--- start Raw records ---
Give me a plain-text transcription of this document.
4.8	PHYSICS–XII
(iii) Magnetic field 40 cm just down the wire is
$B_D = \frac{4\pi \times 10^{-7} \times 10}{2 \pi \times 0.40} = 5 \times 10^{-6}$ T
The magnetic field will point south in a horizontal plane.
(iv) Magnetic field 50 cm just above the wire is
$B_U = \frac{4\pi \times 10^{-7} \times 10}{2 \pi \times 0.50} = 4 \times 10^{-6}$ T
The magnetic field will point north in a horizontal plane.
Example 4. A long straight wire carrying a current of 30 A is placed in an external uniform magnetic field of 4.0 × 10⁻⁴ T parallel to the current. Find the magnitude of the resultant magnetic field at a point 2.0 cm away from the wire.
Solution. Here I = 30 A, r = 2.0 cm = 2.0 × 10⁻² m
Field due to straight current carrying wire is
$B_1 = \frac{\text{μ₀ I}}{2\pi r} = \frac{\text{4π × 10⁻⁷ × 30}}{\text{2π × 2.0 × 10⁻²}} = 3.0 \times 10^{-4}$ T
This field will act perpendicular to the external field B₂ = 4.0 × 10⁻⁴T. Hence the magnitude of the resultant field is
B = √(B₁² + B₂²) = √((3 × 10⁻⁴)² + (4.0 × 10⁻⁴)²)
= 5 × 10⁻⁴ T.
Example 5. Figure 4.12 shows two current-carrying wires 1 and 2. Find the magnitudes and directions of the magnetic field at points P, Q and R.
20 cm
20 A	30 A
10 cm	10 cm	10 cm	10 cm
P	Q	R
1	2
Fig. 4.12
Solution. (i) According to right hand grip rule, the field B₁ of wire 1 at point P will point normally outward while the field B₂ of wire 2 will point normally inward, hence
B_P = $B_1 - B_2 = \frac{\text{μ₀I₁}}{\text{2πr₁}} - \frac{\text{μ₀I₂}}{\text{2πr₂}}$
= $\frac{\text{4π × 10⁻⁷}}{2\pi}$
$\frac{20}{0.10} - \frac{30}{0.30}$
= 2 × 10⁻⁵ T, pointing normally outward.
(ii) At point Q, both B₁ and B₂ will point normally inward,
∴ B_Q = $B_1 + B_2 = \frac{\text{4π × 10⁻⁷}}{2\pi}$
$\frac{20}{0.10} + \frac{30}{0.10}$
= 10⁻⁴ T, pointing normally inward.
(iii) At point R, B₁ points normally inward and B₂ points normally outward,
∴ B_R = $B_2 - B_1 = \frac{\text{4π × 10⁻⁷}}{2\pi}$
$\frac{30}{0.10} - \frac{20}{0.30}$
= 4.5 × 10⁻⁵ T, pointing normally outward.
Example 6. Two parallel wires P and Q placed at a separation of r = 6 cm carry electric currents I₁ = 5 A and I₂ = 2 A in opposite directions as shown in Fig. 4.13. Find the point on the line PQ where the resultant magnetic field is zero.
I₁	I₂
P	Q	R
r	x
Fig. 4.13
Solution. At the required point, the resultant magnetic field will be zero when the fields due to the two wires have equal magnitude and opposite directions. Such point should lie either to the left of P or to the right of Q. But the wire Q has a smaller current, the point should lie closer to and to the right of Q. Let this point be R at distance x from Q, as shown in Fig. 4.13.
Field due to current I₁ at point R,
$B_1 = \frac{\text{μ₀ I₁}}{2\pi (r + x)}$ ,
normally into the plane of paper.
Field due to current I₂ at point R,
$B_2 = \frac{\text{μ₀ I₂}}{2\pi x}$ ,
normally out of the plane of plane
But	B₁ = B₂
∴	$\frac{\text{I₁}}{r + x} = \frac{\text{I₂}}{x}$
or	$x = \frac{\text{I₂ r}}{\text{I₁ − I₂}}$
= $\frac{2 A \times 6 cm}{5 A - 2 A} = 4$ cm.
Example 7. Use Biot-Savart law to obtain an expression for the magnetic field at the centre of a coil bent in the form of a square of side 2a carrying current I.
--- end Raw records ---
=== Aim ===
Could you quote the material above in full, exactly as it stands?

=== The completed task ===
Give me a plain-text transcription of this document.
4.8	PHYSICS–XII
(iii) Magnetic field 40 cm just down the wire is
$B_D = \frac{4\pi \times 10^{-7} \times 10}{2 \pi \times 0.40} = 5 \times 10^{-6}$ T
The magnetic field will point south in a horizontal plane.
(iv) Magnetic field 50 cm just above the wire is
$B_U = \frac{4\pi \times 10^{-7} \times 10}{2 \pi \times 0.50} = 4 \times 10^{-6}$ T
The magnetic field will point north in a horizontal plane.
Example 4. A long straight wire carrying a current of 30 A is placed in an external uniform magnetic field of 4.0 × 10⁻⁴ T parallel to the current. Find the magnitude of the resultant magnetic field at a point 2.0 cm away from the wire.
Solution. Here I = 30 A, r = 2.0 cm = 2.0 × 10⁻² m
Field due to straight current carrying wire is
$B_1 = \frac{\text{μ₀ I}}{2\pi r} = \frac{\text{4π × 10⁻⁷ × 30}}{\text{2π × 2.0 × 10⁻²}} = 3.0 \times 10^{-4}$ T
This field will act perpendicular to the external field B₂ = 4.0 × 10⁻⁴T. Hence the magnitude of the resultant field is
B = √(B₁² + B₂²) = √((3 × 10⁻⁴)² + (4.0 × 10⁻⁴)²)
= 5 × 10⁻⁴ T.
Example 5. Figure 4.12 shows two current-carrying wires 1 and 2. Find the magnitudes and directions of the magnetic field at points P, Q and R.
20 cm
20 A	30 A
10 cm	10 cm	10 cm	10 cm
P	Q	R
1	2
Fig. 4.12
Solution. (i) According to right hand grip rule, the field B₁ of wire 1 at point P will point normally outward while the field B₂ of wire 2 will point normally inward, hence
B_P = $B_1 - B_2 = \frac{\text{μ₀I₁}}{\text{2πr₁}} - \frac{\text{μ₀I₂}}{\text{2πr₂}}$
= $\frac{\text{4π × 10⁻⁷}}{2\pi}$
$\frac{20}{0.10} - \frac{30}{0.30}$
= 2 × 10⁻⁵ T, pointing normally outward.
(ii) At point Q, both B₁ and B₂ will point normally inward,
∴ B_Q = $B_1 + B_2 = \frac{\text{4π × 10⁻⁷}}{2\pi}$
$\frac{20}{0.10} + \frac{30}{0.10}$
= 10⁻⁴ T, pointing normally inward.
(iii) At point R, B₁ points normally inward and B₂ points normally outward,
∴ B_R = $B_2 - B_1 = \frac{\text{4π × 10⁻⁷}}{2\pi}$
$\frac{30}{0.10} - \frac{20}{0.30}$
= 4.5 × 10⁻⁵ T, pointing normally outward.
Example 6. Two parallel wires P and Q placed at a separation of r = 6 cm carry electric currents I₁ = 5 A and I₂ = 2 A in opposite directions as shown in Fig. 4.13. Find the point on the line PQ where the resultant magnetic field is zero.
I₁	I₂
P	Q	R
r	x
Fig. 4.13
Solution. At the required point, the resultant magnetic field will be zero when the fields due to the two wires have equal magnitude and opposite directions. Such point should lie either to the left of P or to the right of Q. But the wire Q has a smaller current, the point should lie closer to and to the right of Q. Let this point be R at distance x from Q, as shown in Fig. 4.13.
Field due to current I₁ at point R,
$B_1 = \frac{\text{μ₀ I₁}}{2\pi (r + x)}$ ,
normally into the plane of paper.
Field due to current I₂ at point R,
$B_2 = \frac{\text{μ₀ I₂}}{2\pi x}$ ,
normally out of the plane of plane
But	B₁ = B₂
∴	$\frac{\text{I₁}}{r + x} = \frac{\text{I₂}}{x}$
or	$x = \frac{\text{I₂ r}}{\text{I₁ − I₂}}$
= $\frac{2 A \times 6 cm}{5 A - 2 A} = 4$ cm.
Example 7. Use Biot-Savart law to obtain an expression for the magnetic field at the centre of a coil bent in the form of a square of side 2a carrying current I.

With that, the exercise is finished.